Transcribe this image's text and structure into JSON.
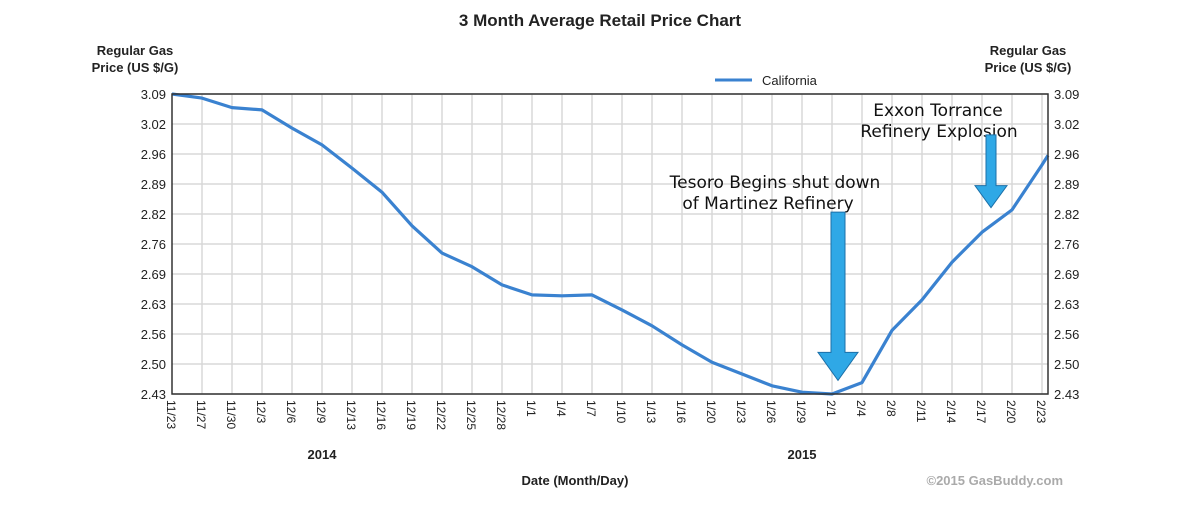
{
  "chart_data": {
    "type": "line",
    "title": "3 Month Average Retail Price Chart",
    "ylabel": [
      "Regular Gas",
      "Price (US $/G)"
    ],
    "ylabel_right": [
      "Regular Gas",
      "Price (US $/G)"
    ],
    "xlabel": "Date (Month/Day)",
    "ylim": [
      2.43,
      3.09
    ],
    "yticks": [
      "3.09",
      "3.02",
      "2.96",
      "2.89",
      "2.82",
      "2.76",
      "2.69",
      "2.63",
      "2.56",
      "2.50",
      "2.43"
    ],
    "grid": true,
    "legend": {
      "position": "top-right",
      "entries": [
        "California"
      ]
    },
    "categories": [
      "11/23",
      "11/27",
      "11/30",
      "12/3",
      "12/6",
      "12/9",
      "12/13",
      "12/16",
      "12/19",
      "12/22",
      "12/25",
      "12/28",
      "1/1",
      "1/4",
      "1/7",
      "1/10",
      "1/13",
      "1/16",
      "1/20",
      "1/23",
      "1/26",
      "1/29",
      "2/1",
      "2/4",
      "2/8",
      "2/11",
      "2/14",
      "2/17",
      "2/20",
      "2/23"
    ],
    "year_labels": [
      {
        "label": "2014",
        "at": 5
      },
      {
        "label": "2015",
        "at": 21
      }
    ],
    "series": [
      {
        "name": "California",
        "color": "#3a82d0",
        "values": [
          3.09,
          3.081,
          3.06,
          3.055,
          3.015,
          2.978,
          2.927,
          2.874,
          2.8,
          2.74,
          2.71,
          2.67,
          2.648,
          2.646,
          2.648,
          2.615,
          2.58,
          2.538,
          2.5,
          2.474,
          2.448,
          2.434,
          2.43,
          2.455,
          2.57,
          2.637,
          2.72,
          2.786,
          2.835,
          2.934
        ]
      }
    ],
    "annotations": [
      {
        "lines": [
          "Tesoro Begins shut down",
          "of Martinez Refinery"
        ],
        "at": 22.2,
        "arrow_from": 2.83,
        "arrow_to": 2.46
      },
      {
        "lines": [
          "Exxon Torrance",
          "Refinery Explosion"
        ],
        "at": 27.3,
        "arrow_from": 3.0,
        "arrow_to": 2.84
      }
    ],
    "credit": "©2015 GasBuddy.com"
  }
}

########################################

**Problem to work on**.
Only lines with the string "Month" belong in your answer; copy each one.

**The solution**.
    "title": "3 Month Average Retail Price Chart",
    "xlabel": "Date (Month/Day)",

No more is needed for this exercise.